— SUPPLIED INFORMATION —
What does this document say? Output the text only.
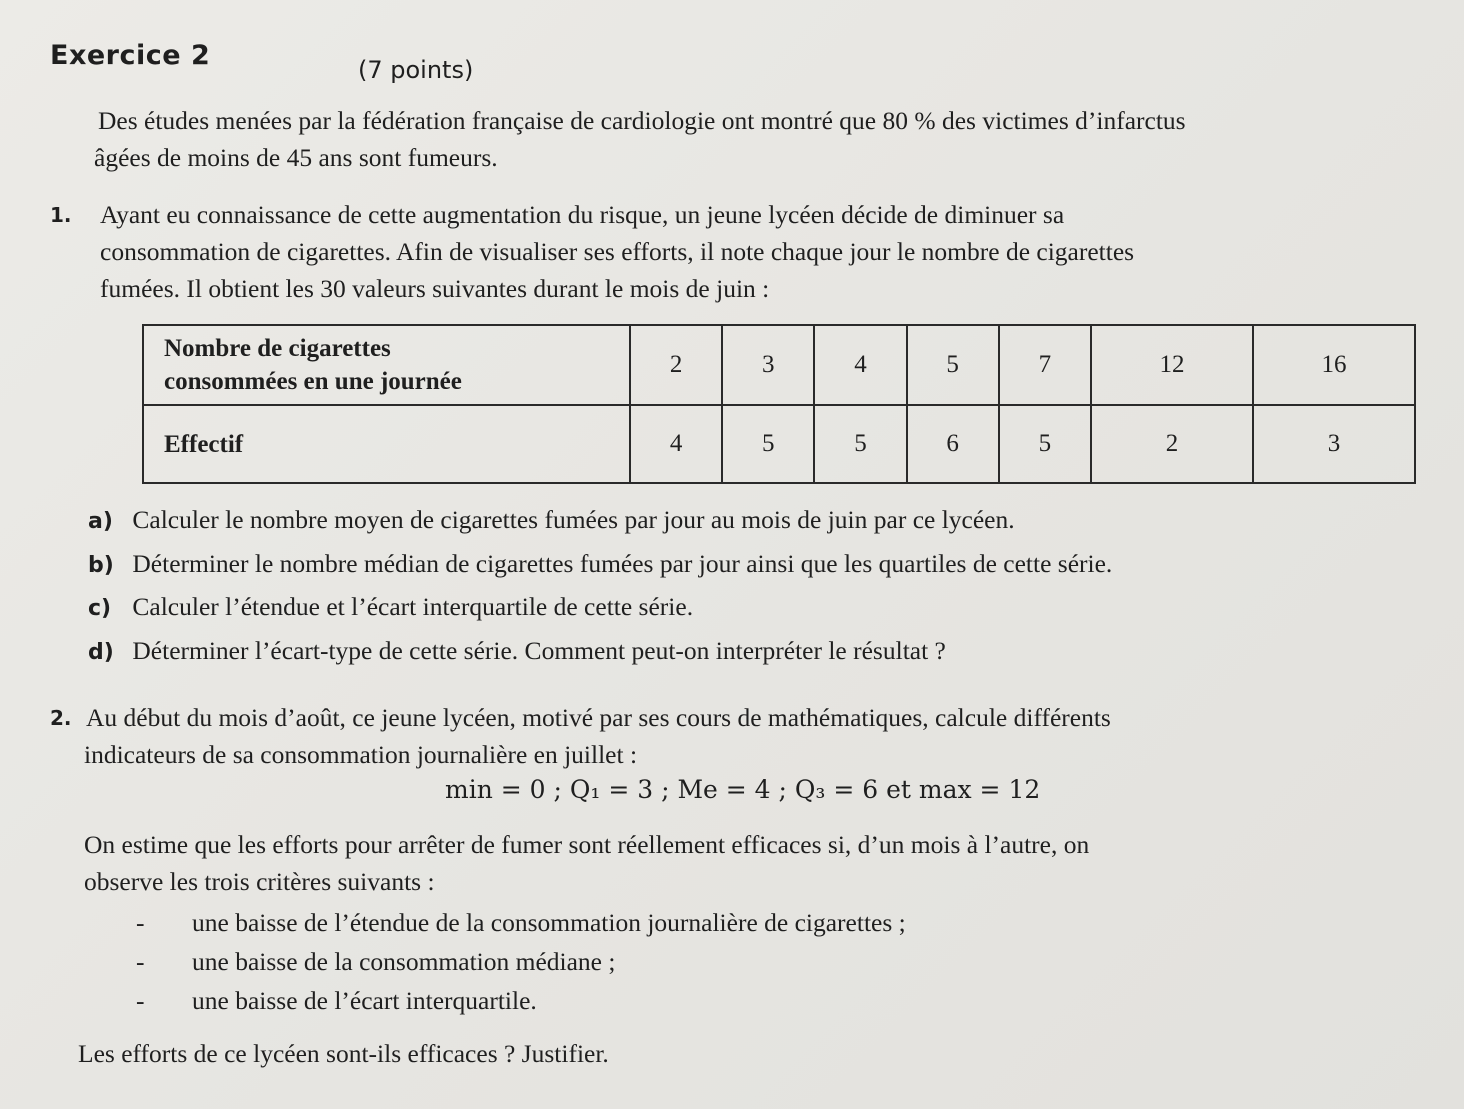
Exercice 2	(7 points)
Des études menées par la fédération française de cardiologie ont montré que 80 % des victimes d’infarctus
âgées de moins de 45 ans sont fumeurs.
1. Ayant eu connaissance de cette augmentation du risque, un jeune lycéen décide de diminuer sa
consommation de cigarettes. Afin de visualiser ses efforts, il note chaque jour le nombre de cigarettes
fumées. Il obtient les 30 valeurs suivantes durant le mois de juin :
Nombre de cigarettes
consommées en une journée	2	3	4	5	7	12	16
Effectif	4	5	5	6	5	2	3
a) Calculer le nombre moyen de cigarettes fumées par jour au mois de juin par ce lycéen.
b) Déterminer le nombre médian de cigarettes fumées par jour ainsi que les quartiles de cette série.
c) Calculer l’étendue et l’écart interquartile de cette série.
d) Déterminer l’écart-type de cette série. Comment peut-on interpréter le résultat ?
2. Au début du mois d’août, ce jeune lycéen, motivé par ses cours de mathématiques, calcule différents
indicateurs de sa consommation journalière en juillet :
min = 0 ; Q₁ = 3 ; Me = 4 ; Q₃ = 6 et max = 12
On estime que les efforts pour arrêter de fumer sont réellement efficaces si, d’un mois à l’autre, on
observe les trois critères suivants :
- une baisse de l’étendue de la consommation journalière de cigarettes ;
- une baisse de la consommation médiane ;
- une baisse de l’écart interquartile.
Les efforts de ce lycéen sont-ils efficaces ? Justifier.
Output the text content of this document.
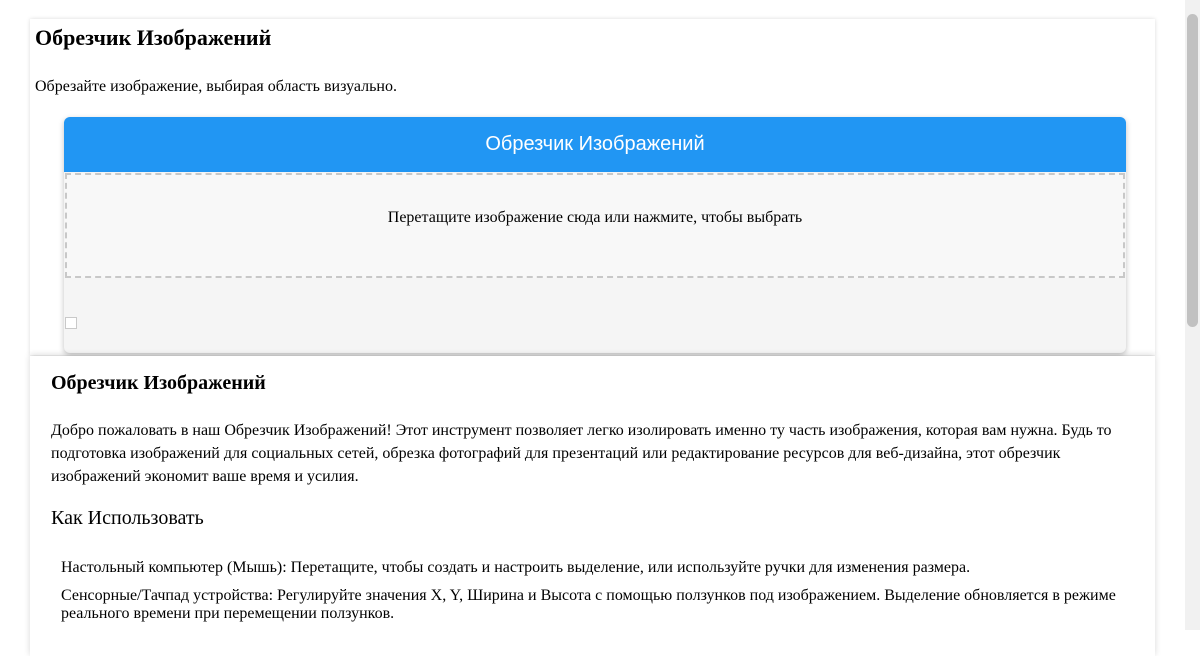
Обрезчик Изображений

Обрезайте изображение, выбирая область визуально.

Обрезчик Изображений
Перетащите изображение сюда или нажмите, чтобы выбрать
Обрезчик Изображений

Добро пожаловать в наш Обрезчик Изображений! Этот инструмент позволяет легко изолировать именно ту часть изображения, которая вам нужна. Будь то подготовка изображений для социальных сетей, обрезка фотографий для презентаций или редактирование ресурсов для веб-дизайна, этот обрезчик изображений экономит ваше время и усилия.

Как Использовать

Настольный компьютер (Мышь): Перетащите, чтобы создать и настроить выделение, или используйте ручки для изменения размера.

Сенсорные/Тачпад устройства: Регулируйте значения X, Y, Ширина и Высота с помощью ползунков под изображением. Выделение обновляется в режиме реального времени при перемещении ползунков.
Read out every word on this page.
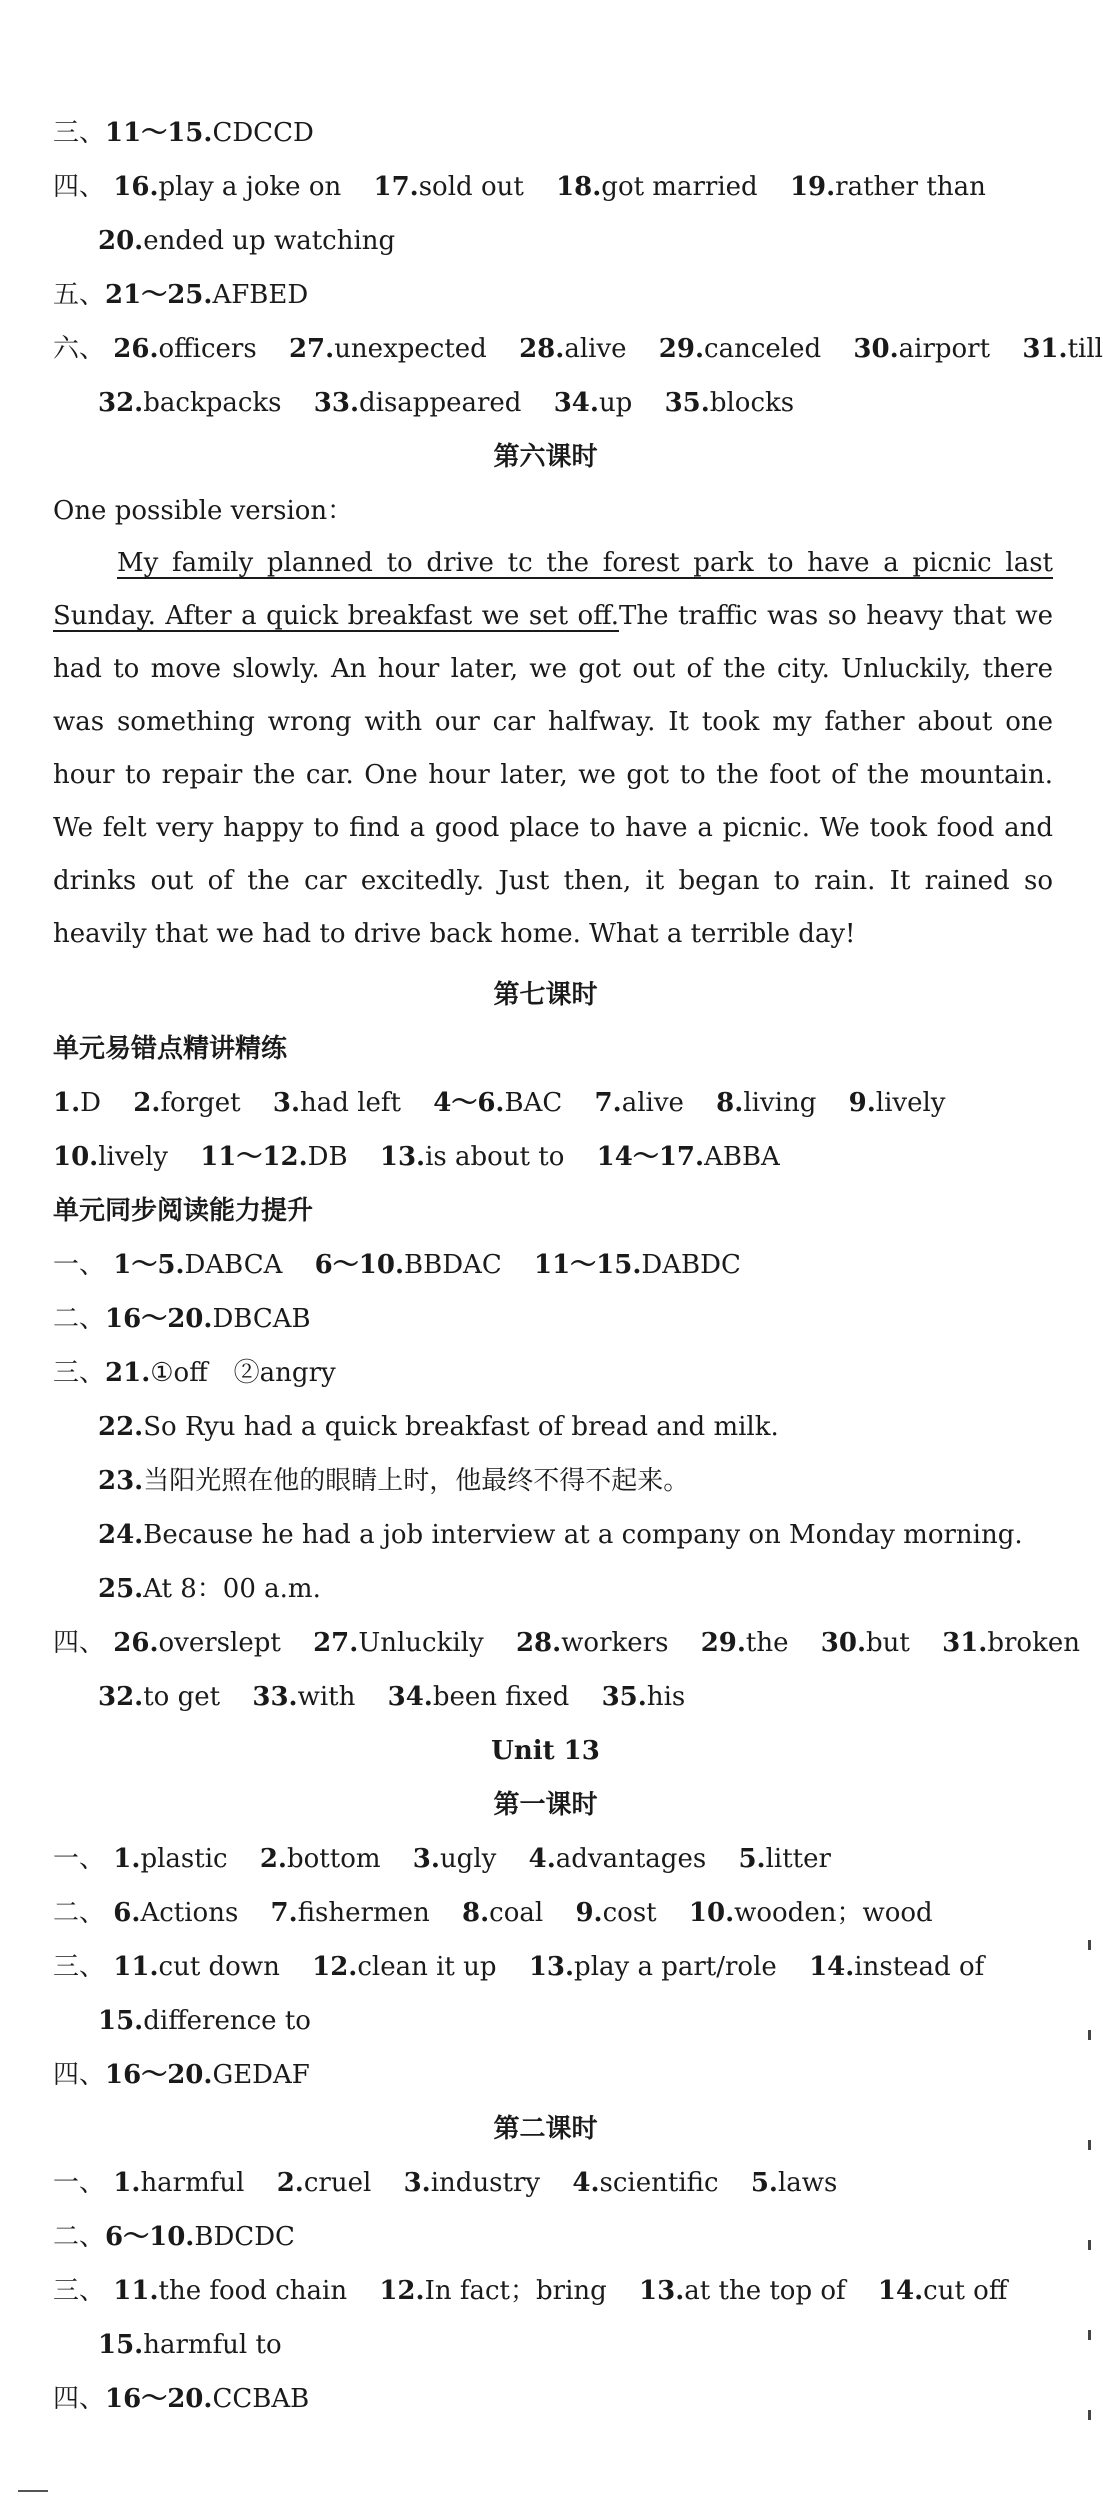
三、11～15.CDCCD
四、 16.play a joke on 17.sold out 18.got married 19.rather than
20.ended up watching
五、21～25.AFBED
六、 26.officers 27.unexpected 28.alive 29.canceled 30.airport 31.till
32.backpacks 33.disappeared 34.up 35.blocks
第六课时
One possible version：
My family planned to drive tc the forest park to have a picnic last Sunday. After a quick breakfast we set off.The traffic was so heavy that we had to move slowly. An hour later, we got out of the city. Unluckily, there was something wrong with our car halfway. It took my father about one hour to repair the car. One hour later, we got to the foot of the mountain. We felt very happy to find a good place to have a picnic. We took food and drinks out of the car excitedly. Just then, it began to rain. It rained so heavily that we had to drive back home. What a terrible day!
第七课时
单元易错点精讲精练
1.D 2.forget 3.had left 4～6.BAC 7.alive 8.living 9.lively
10.lively 11～12.DB 13.is about to 14～17.ABBA
单元同步阅读能力提升
一、 1～5.DABCA 6～10.BBDAC 11～15.DABDC
二、16～20.DBCAB
三、21.①off　②angry
22.So Ryu had a quick breakfast of bread and milk.
23.当阳光照在他的眼睛上时，他最终不得不起来。
24.Because he had a job interview at a company on Monday morning.
25.At 8：00 a.m.
四、 26.overslept 27.Unluckily 28.workers 29.the 30.but 31.broken
32.to get 33.with 34.been fixed 35.his
Unit 13
第一课时
一、 1.plastic 2.bottom 3.ugly 4.advantages 5.litter
二、 6.Actions 7.fishermen 8.coal 9.cost 10.wooden；wood
三、 11.cut down 12.clean it up 13.play a part/role 14.instead of
15.difference to
四、16～20.GEDAF
第二课时
一、 1.harmful 2.cruel 3.industry 4.scientific 5.laws
二、6～10.BDCDC
三、 11.the food chain 12.In fact；bring 13.at the top of 14.cut off
15.harmful to
四、16～20.CCBAB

— TASK DIRECTIONS —
Without including the pictures, reproduce all entries exactly.

— RESULT OF THIS TASK —
What does this document say? Output the text only.
Exercice 2	(7 points)
Des études menées par la fédération française de cardiologie ont montré que 80 % des victimes d’infarctus
âgées de moins de 45 ans sont fumeurs.
1. Ayant eu connaissance de cette augmentation du risque, un jeune lycéen décide de diminuer sa
consommation de cigarettes. Afin de visualiser ses efforts, il note chaque jour le nombre de cigarettes
fumées. Il obtient les 30 valeurs suivantes durant le mois de juin :
Nombre de cigarettes
consommées en une journée	2	3	4	5	7	12	16
Effectif	4	5	5	6	5	2	3
a) Calculer le nombre moyen de cigarettes fumées par jour au mois de juin par ce lycéen.
b) Déterminer le nombre médian de cigarettes fumées par jour ainsi que les quartiles de cette série.
c) Calculer l’étendue et l’écart interquartile de cette série.
d) Déterminer l’écart-type de cette série. Comment peut-on interpréter le résultat ?
2. Au début du mois d’août, ce jeune lycéen, motivé par ses cours de mathématiques, calcule différents
indicateurs de sa consommation journalière en juillet :
min = 0 ; Q₁ = 3 ; Me = 4 ; Q₃ = 6 et max = 12
On estime que les efforts pour arrêter de fumer sont réellement efficaces si, d’un mois à l’autre, on
observe les trois critères suivants :
- une baisse de l’étendue de la consommation journalière de cigarettes ;
- une baisse de la consommation médiane ;
- une baisse de l’écart interquartile.
Les efforts de ce lycéen sont-ils efficaces ? Justifier.
Output the text content of this document.
Обрезчик Изображений

Обрезайте изображение, выбирая область визуально.

Обрезчик Изображений
Перетащите изображение сюда или нажмите, чтобы выбрать
Обрезчик Изображений

Добро пожаловать в наш Обрезчик Изображений! Этот инструмент позволяет легко изолировать именно ту часть изображения, которая вам нужна. Будь то подготовка изображений для социальных сетей, обрезка фотографий для презентаций или редактирование ресурсов для веб-дизайна, этот обрезчик изображений экономит ваше время и усилия.

Как Использовать

Настольный компьютер (Мышь): Перетащите, чтобы создать и настроить выделение, или используйте ручки для изменения размера.

Сенсорные/Тачпад устройства: Регулируйте значения X, Y, Ширина и Высота с помощью ползунков под изображением. Выделение обновляется в режиме реального времени при перемещении ползунков.
Read out every word on this page.
三、11～15.CDCCD
四、 16.play a joke on 17.sold out 18.got married 19.rather than
20.ended up watching
五、21～25.AFBED
六、 26.officers 27.unexpected 28.alive 29.canceled 30.airport 31.till
32.backpacks 33.disappeared 34.up 35.blocks
第六课时
One possible version：
My family planned to drive tc the forest park to have a picnic last Sunday. After a quick breakfast we set off.The traffic was so heavy that we had to move slowly. An hour later, we got out of the city. Unluckily, there was something wrong with our car halfway. It took my father about one hour to repair the car. One hour later, we got to the foot of the mountain. We felt very happy to find a good place to have a picnic. We took food and drinks out of the car excitedly. Just then, it began to rain. It rained so heavily that we had to drive back home. What a terrible day!
第七课时
单元易错点精讲精练
1.D 2.forget 3.had left 4～6.BAC 7.alive 8.living 9.lively
10.lively 11～12.DB 13.is about to 14～17.ABBA
单元同步阅读能力提升
一、 1～5.DABCA 6～10.BBDAC 11～15.DABDC
二、16～20.DBCAB
三、21.①off　②angry
22.So Ryu had a quick breakfast of bread and milk.
23.当阳光照在他的眼睛上时，他最终不得不起来。
24.Because he had a job interview at a company on Monday morning.
25.At 8：00 a.m.
四、 26.overslept 27.Unluckily 28.workers 29.the 30.but 31.broken
32.to get 33.with 34.been fixed 35.his
Unit 13
第一课时
一、 1.plastic 2.bottom 3.ugly 4.advantages 5.litter
二、 6.Actions 7.fishermen 8.coal 9.cost 10.wooden；wood
三、 11.cut down 12.clean it up 13.play a part/role 14.instead of
15.difference to
四、16～20.GEDAF
第二课时
一、 1.harmful 2.cruel 3.industry 4.scientific 5.laws
二、6～10.BDCDC
三、 11.the food chain 12.In fact；bring 13.at the top of 14.cut off
15.harmful to
四、16～20.CCBAB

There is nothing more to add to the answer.